» Written problem
Copy out each line exactly; pictures stay out of the copy.

## Begin Records to process

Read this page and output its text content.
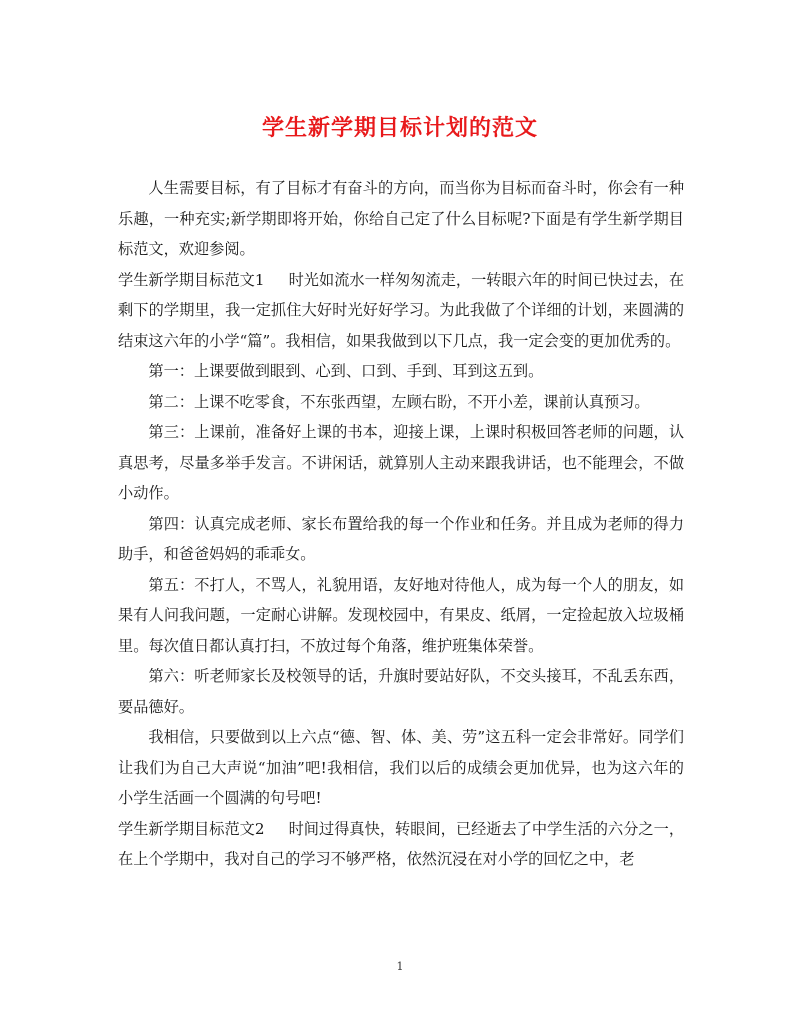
学生新学期目标计划的范文

人生需要目标，有了目标才有奋斗的方向，而当你为目标而奋斗时，你会有一种乐趣，一种充实;新学期即将开始，你给自己定了什么目标呢?下面是有学生新学期目标范文，欢迎参阅。

学生新学期目标范文1 时光如流水一样匆匆流走，一转眼六年的时间已快过去，在剩下的学期里，我一定抓住大好时光好好学习。为此我做了个详细的计划，来圆满的结束这六年的小学“篇”。我相信，如果我做到以下几点，我一定会变的更加优秀的。

第一：上课要做到眼到、心到、口到、手到、耳到这五到。

第二：上课不吃零食，不东张西望，左顾右盼，不开小差，课前认真预习。

第三：上课前，准备好上课的书本，迎接上课，上课时积极回答老师的问题，认真思考，尽量多举手发言。不讲闲话，就算别人主动来跟我讲话，也不能理会，不做小动作。

第四：认真完成老师、家长布置给我的每一个作业和任务。并且成为老师的得力助手，和爸爸妈妈的乖乖女。

第五：不打人，不骂人，礼貌用语，友好地对待他人，成为每一个人的朋友，如果有人问我问题，一定耐心讲解。发现校园中，有果皮、纸屑，一定捡起放入垃圾桶里。每次值日都认真打扫，不放过每个角落，维护班集体荣誉。

第六：听老师家长及校领导的话，升旗时要站好队，不交头接耳，不乱丢东西，要品德好。

我相信，只要做到以上六点“德、智、体、美、劳”这五科一定会非常好。同学们让我们为自己大声说“加油”吧!我相信，我们以后的成绩会更加优异，也为这六年的小学生活画一个圆满的句号吧!

学生新学期目标范文2 时间过得真快，转眼间，已经逝去了中学生活的六分之一，在上个学期中，我对自己的学习不够严格，依然沉浸在对小学的回忆之中，老

1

## End Records to process

» Exercise solution
Read this page and output its text content.
学生新学期目标计划的范文

人生需要目标，有了目标才有奋斗的方向，而当你为目标而奋斗时，你会有一种乐趣，一种充实;新学期即将开始，你给自己定了什么目标呢?下面是有学生新学期目标范文，欢迎参阅。

学生新学期目标范文1 时光如流水一样匆匆流走，一转眼六年的时间已快过去，在剩下的学期里，我一定抓住大好时光好好学习。为此我做了个详细的计划，来圆满的结束这六年的小学“篇”。我相信，如果我做到以下几点，我一定会变的更加优秀的。

第一：上课要做到眼到、心到、口到、手到、耳到这五到。

第二：上课不吃零食，不东张西望，左顾右盼，不开小差，课前认真预习。

第三：上课前，准备好上课的书本，迎接上课，上课时积极回答老师的问题，认真思考，尽量多举手发言。不讲闲话，就算别人主动来跟我讲话，也不能理会，不做小动作。

第四：认真完成老师、家长布置给我的每一个作业和任务。并且成为老师的得力助手，和爸爸妈妈的乖乖女。

第五：不打人，不骂人，礼貌用语，友好地对待他人，成为每一个人的朋友，如果有人问我问题，一定耐心讲解。发现校园中，有果皮、纸屑，一定捡起放入垃圾桶里。每次值日都认真打扫，不放过每个角落，维护班集体荣誉。

第六：听老师家长及校领导的话，升旗时要站好队，不交头接耳，不乱丢东西，要品德好。

我相信，只要做到以上六点“德、智、体、美、劳”这五科一定会非常好。同学们让我们为自己大声说“加油”吧!我相信，我们以后的成绩会更加优异，也为这六年的小学生活画一个圆满的句号吧!

学生新学期目标范文2 时间过得真快，转眼间，已经逝去了中学生活的六分之一，在上个学期中，我对自己的学习不够严格，依然沉浸在对小学的回忆之中，老

1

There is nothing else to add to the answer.